Gib den Textauszug über Ephraim den Syrer vollständig und ohne jede Änderung aus.

(TEXTAUSZUG):
···

5. So haben auch wir mit einem Psalm des Lobes, Dankes und Vertrauens gebetet. Wir wollen diese Reihe des hymnischen Lobes fortsetzen mit dem Zeugnis eines christlichen Sängers, des großen Ephraim des Syrers (4. Jahrhundert), Verfasser vieler Texte von einem außerordentlichen poetischen und spirituellen Gehalt.
»Wie groß unsere Bewunderung für dich, o Herr, auch sein mag, deine Herrlichkeit übertrifft alles, was unsere Zungen auszudrücken vermögen«, singt Ephraim in einem Hymnus (Hymnen über die Jungfräulichkeit, 7: Die Harfe des Heiligen Geistes) und in einem anderen: »Lob sei dir, für den alle Dinge leicht sind, weil du allmächtig bist« (Hymnen über die Geburt, 11). Ein letzter Grund unseres Vertrauens ist, daß Gott die Macht der Barmherzigkeit besitzt und von seiner Macht für die Barmherzigkeit Gebrauch macht. Und schließlich noch ein letztes Zitat: »Lob sei dir von allen, die deine Wahrheit begreifen« (Hymnen über den Glauben, 14).

···

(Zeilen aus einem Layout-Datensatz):
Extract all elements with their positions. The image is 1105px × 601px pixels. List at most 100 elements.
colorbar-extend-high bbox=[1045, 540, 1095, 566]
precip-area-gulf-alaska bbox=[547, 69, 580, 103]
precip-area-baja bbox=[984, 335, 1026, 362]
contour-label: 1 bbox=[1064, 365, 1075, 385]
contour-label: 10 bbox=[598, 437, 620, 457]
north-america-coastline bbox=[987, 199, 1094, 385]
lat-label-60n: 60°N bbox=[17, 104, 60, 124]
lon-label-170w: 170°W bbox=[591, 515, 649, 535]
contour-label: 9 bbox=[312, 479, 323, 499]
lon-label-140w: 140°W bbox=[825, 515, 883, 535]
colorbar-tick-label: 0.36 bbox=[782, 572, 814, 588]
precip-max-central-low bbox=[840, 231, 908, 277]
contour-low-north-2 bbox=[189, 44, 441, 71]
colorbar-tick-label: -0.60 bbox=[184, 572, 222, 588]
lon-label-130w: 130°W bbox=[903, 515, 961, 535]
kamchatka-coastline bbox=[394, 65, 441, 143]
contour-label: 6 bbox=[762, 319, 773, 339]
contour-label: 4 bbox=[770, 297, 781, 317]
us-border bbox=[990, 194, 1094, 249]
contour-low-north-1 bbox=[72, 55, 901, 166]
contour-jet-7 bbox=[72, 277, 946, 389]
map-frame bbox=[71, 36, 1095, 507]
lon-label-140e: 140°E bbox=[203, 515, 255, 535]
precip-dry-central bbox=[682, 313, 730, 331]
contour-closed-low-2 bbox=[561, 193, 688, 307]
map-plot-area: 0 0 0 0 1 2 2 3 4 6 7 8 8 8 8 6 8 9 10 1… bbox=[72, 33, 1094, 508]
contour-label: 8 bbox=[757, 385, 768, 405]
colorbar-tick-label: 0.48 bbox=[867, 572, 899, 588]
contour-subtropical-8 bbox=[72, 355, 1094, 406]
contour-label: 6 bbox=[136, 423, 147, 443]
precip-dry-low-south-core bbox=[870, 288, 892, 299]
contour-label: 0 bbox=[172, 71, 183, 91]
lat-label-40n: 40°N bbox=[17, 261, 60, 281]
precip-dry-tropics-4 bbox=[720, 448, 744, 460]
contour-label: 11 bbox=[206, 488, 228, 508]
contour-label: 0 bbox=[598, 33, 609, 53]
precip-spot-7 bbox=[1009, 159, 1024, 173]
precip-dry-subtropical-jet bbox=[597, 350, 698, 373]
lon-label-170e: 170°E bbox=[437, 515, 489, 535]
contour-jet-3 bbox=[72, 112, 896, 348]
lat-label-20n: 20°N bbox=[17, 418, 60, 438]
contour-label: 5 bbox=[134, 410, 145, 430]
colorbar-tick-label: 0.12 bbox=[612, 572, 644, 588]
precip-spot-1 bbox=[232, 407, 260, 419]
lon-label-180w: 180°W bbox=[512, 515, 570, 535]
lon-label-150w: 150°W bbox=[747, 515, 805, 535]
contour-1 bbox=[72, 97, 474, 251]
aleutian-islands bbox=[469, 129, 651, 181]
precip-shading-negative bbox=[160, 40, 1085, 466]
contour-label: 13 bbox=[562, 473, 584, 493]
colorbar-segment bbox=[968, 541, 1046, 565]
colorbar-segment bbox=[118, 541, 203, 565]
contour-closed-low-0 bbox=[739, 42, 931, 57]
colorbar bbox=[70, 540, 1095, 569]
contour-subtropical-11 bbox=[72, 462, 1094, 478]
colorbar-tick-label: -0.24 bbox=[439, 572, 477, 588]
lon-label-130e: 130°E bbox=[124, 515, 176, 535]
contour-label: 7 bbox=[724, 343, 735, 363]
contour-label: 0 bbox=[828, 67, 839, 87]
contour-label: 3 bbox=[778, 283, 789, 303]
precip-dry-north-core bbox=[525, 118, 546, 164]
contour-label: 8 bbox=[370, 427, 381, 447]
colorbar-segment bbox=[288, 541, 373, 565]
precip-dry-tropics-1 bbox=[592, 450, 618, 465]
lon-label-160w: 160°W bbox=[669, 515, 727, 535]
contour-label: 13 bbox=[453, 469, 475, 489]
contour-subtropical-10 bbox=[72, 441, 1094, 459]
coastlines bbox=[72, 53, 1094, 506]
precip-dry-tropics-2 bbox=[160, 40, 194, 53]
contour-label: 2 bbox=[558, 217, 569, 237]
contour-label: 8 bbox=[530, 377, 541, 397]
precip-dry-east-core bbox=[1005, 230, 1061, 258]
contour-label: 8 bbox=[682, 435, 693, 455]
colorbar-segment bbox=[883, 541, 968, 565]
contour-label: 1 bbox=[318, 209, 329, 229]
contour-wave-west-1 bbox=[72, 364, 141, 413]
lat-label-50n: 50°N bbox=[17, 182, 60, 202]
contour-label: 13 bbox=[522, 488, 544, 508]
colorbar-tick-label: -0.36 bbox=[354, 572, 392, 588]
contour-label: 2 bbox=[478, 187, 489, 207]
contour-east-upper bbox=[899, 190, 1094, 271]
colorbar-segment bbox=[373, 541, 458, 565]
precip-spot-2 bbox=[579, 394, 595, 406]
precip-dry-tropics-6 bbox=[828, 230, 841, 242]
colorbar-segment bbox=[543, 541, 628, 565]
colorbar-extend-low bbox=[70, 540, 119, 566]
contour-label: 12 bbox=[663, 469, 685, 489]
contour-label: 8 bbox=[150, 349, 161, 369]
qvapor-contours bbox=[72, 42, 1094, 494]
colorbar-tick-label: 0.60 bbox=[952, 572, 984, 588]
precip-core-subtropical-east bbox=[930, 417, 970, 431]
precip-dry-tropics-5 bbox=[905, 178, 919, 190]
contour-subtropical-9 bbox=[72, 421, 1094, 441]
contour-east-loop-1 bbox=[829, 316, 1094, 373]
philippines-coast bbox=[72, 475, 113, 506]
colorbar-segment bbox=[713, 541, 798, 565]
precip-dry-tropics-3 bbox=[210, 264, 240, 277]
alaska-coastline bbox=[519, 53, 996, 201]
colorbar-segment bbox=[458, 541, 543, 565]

···

(ERGEBNIS):
5. So haben auch wir mit einem Psalm des Lobes, Dankes und Vertrauens gebetet. Wir wollen diese Reihe des hymnischen Lobes fortsetzen mit dem Zeugnis eines christlichen Sängers, des großen Ephraim des Syrers (4. Jahrhundert), Verfasser vieler Texte von einem außerordentlichen poetischen und spirituellen Gehalt.
»Wie groß unsere Bewunderung für dich, o Herr, auch sein mag, deine Herrlichkeit übertrifft alles, was unsere Zungen auszudrücken vermögen«, singt Ephraim in einem Hymnus (Hymnen über die Jungfräulichkeit, 7: Die Harfe des Heiligen Geistes) und in einem anderen: »Lob sei dir, für den alle Dinge leicht sind, weil du allmächtig bist« (Hymnen über die Geburt, 11). Ein letzter Grund unseres Vertrauens ist, daß Gott die Macht der Barmherzigkeit besitzt und von seiner Macht für die Barmherzigkeit Gebrauch macht. Und schließlich noch ein letztes Zitat: »Lob sei dir von allen, die deine Wahrheit begreifen« (Hymnen über den Glauben, 14).